[start]

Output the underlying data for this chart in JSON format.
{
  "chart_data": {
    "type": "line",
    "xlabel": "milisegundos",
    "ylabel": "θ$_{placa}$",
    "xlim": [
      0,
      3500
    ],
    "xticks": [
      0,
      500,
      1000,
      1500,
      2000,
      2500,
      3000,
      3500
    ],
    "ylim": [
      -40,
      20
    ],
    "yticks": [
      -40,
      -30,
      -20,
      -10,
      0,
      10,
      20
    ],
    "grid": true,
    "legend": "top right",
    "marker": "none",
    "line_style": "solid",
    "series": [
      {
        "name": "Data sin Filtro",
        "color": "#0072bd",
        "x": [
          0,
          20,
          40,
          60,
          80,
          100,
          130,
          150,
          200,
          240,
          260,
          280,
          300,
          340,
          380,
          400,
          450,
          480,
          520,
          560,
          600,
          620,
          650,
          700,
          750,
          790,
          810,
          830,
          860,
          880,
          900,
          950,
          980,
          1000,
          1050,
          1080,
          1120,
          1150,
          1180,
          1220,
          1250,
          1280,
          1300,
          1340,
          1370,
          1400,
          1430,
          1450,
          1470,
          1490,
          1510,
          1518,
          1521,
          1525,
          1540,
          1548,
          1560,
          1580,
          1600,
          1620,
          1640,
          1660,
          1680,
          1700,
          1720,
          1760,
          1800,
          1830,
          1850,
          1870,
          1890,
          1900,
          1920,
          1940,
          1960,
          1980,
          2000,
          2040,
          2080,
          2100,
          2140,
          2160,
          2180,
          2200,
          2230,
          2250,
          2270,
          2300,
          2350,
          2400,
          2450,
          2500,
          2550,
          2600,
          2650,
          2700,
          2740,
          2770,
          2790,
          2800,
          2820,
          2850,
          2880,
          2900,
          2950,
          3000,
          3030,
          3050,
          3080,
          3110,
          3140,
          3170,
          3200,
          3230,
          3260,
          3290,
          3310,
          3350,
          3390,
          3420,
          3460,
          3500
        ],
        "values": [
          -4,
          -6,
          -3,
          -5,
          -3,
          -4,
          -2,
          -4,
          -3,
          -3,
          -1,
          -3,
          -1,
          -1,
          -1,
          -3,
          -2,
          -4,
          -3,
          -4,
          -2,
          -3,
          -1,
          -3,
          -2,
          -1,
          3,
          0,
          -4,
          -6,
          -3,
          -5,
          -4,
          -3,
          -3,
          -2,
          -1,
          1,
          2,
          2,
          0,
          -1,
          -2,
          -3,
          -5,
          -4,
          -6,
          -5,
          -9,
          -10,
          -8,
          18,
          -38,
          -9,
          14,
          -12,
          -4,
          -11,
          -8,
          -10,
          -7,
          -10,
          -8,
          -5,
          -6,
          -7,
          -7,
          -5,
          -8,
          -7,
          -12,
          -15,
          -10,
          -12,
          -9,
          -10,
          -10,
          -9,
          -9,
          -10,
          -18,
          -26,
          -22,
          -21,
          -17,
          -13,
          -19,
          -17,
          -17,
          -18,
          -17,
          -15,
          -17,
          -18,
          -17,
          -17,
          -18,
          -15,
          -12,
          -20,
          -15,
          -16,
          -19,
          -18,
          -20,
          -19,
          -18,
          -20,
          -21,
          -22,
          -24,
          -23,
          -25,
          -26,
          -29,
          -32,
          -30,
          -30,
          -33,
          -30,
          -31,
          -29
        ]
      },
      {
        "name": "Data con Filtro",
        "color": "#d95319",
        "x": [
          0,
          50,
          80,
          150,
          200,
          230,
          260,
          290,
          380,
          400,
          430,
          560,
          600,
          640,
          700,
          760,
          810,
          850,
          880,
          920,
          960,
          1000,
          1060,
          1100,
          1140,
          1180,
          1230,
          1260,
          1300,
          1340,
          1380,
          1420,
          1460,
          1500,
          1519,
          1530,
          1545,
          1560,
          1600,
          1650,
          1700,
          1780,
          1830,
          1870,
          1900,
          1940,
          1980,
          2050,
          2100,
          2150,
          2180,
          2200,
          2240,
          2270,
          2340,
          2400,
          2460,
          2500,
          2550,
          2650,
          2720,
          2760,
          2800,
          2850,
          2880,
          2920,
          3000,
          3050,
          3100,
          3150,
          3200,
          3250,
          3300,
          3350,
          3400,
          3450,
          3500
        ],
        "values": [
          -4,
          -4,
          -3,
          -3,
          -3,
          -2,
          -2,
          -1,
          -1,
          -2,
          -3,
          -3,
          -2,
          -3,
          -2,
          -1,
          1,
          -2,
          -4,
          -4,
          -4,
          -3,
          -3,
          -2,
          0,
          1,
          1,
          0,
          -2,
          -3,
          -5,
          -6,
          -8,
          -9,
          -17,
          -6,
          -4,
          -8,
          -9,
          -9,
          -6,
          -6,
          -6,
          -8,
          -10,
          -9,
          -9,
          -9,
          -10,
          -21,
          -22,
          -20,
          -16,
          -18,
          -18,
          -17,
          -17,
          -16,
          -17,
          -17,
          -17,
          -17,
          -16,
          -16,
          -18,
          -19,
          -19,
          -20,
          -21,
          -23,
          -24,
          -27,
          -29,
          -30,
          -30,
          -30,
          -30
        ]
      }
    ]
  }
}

[end]

Challenge - From the listing above, pick out each line where the word "name" appears.

Written solution -
        "name": "Data sin Filtro",
        "name": "Data con Filtro",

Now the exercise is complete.